Exercise prompt:
Count how many lines below include the string "Иные", and give that number without anything else.

"""

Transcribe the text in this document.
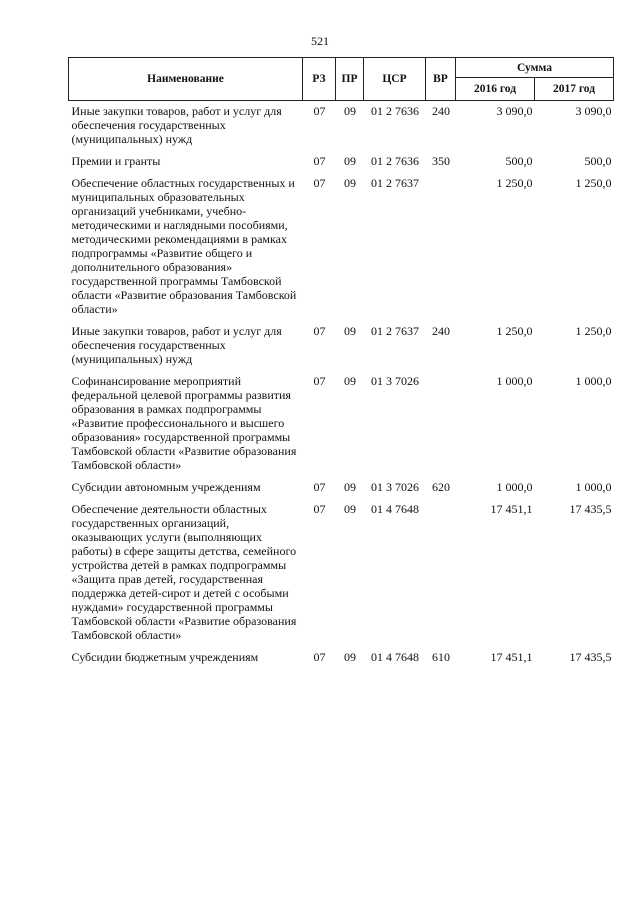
521
Наименование	РЗ	ПР	ЦСР	ВР	Сумма	
					2016 год	2017 год
Иные закупки товаров, работ и услуг для обеспечения государственных (муниципальных) нужд	07	09	01 2 7636	240	3 090,0	3 090,0
Премии и гранты	07	09	01 2 7636	350	500,0	500,0
Обеспечение областных государственных и муниципальных образовательных организаций учебниками, учебно-методическими и наглядными пособиями, методическими рекомендациями в рамках подпрограммы «Развитие общего и дополнительного образования» государственной программы Тамбовской области «Развитие образования Тамбовской области»	07	09	01 2 7637		1 250,0	1 250,0
Иные закупки товаров, работ и услуг для обеспечения государственных (муниципальных) нужд	07	09	01 2 7637	240	1 250,0	1 250,0
Софинансирование мероприятий федеральной целевой программы развития образования в рамках подпрограммы «Развитие профессионального и высшего образования» государственной программы Тамбовской области «Развитие образования Тамбовской области»	07	09	01 3 7026		1 000,0	1 000,0
Субсидии автономным учреждениям	07	09	01 3 7026	620	1 000,0	1 000,0
Обеспечение деятельности областных государственных организаций, оказывающих услуги (выполняющих работы) в сфере защиты детства, семейного устройства детей в рамках подпрограммы «Защита прав детей, государственная поддержка детей-сирот и детей с особыми нуждами» государственной программы Тамбовской области «Развитие образования Тамбовской области»	07	09	01 4 7648		17 451,1	17 435,5
Субсидии бюджетным учреждениям	07	09	01 4 7648	610	17 451,1	17 435,5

"""

Task answer:
2